Show every line containing "profissionais" by copying it.

Data listing:
· · · · ·

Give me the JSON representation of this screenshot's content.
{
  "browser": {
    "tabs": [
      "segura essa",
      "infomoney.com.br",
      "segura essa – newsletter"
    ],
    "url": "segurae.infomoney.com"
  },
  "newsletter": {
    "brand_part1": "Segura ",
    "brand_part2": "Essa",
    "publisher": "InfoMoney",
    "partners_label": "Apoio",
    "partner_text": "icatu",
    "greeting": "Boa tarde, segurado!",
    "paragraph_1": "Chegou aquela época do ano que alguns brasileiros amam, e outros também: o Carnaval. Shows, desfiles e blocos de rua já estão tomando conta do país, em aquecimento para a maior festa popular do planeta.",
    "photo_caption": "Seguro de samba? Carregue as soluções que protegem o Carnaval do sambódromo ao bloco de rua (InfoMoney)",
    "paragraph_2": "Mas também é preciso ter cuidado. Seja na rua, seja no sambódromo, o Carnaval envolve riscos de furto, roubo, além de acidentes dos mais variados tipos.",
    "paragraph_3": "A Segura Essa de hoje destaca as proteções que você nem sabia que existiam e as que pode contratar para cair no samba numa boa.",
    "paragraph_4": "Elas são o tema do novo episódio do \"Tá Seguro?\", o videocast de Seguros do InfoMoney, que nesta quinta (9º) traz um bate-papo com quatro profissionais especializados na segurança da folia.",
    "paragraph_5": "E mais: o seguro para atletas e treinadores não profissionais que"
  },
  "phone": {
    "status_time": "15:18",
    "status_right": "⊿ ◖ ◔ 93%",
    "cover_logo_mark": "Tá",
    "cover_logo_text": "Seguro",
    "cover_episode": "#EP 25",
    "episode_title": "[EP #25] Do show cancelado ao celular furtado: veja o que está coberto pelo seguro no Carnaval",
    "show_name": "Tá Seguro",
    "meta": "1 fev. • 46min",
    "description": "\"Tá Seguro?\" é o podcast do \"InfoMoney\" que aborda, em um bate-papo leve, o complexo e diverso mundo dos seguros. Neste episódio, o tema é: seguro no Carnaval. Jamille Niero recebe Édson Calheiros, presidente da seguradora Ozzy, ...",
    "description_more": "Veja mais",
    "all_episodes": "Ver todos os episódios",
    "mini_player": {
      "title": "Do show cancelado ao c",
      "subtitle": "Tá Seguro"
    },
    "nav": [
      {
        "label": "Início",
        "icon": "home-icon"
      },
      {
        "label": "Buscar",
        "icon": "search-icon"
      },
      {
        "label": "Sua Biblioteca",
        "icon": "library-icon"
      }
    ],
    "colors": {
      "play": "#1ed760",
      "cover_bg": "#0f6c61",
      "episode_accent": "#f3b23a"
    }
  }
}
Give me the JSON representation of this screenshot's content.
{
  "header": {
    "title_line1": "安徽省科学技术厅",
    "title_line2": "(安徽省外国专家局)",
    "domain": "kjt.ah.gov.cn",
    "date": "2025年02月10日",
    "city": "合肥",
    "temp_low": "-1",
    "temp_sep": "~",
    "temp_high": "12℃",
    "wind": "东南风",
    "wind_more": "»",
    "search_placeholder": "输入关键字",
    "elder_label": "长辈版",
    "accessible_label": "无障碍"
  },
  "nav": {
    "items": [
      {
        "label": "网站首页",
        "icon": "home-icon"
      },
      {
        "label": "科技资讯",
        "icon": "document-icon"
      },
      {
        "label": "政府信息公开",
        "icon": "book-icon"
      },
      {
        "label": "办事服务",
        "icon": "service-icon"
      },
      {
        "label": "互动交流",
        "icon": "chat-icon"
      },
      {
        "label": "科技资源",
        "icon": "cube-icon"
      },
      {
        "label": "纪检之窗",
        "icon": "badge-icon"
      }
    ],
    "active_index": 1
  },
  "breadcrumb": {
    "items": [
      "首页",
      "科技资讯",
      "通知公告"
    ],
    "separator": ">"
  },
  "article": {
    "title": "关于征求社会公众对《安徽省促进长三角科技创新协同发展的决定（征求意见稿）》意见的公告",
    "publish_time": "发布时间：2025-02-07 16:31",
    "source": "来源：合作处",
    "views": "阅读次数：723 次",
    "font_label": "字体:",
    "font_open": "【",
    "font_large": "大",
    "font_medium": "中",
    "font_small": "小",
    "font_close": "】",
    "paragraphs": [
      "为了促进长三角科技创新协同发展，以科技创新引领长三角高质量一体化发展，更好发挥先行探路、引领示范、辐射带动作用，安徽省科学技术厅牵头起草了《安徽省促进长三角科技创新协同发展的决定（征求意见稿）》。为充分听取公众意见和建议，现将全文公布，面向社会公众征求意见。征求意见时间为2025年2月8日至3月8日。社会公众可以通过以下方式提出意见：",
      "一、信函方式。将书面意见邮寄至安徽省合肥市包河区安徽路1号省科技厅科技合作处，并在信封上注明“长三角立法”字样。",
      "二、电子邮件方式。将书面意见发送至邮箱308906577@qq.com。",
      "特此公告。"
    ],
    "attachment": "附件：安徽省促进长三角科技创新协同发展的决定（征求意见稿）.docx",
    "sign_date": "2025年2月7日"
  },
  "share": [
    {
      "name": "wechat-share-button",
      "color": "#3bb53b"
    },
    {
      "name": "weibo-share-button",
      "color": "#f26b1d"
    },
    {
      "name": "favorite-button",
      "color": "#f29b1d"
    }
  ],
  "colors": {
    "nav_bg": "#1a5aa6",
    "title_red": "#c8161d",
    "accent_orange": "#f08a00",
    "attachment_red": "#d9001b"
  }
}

· · · · ·

Exercise answer:
    "paragraph_4": "Elas são o tema do novo episódio do \"Tá Seguro?\", o videocast de Seguros do InfoMoney, que nesta quinta (9º) traz um bate-papo com quatro profissionais especializados na segurança da folia.",
    "paragraph_5": "E mais: o seguro para atletas e treinadores não profissionais que"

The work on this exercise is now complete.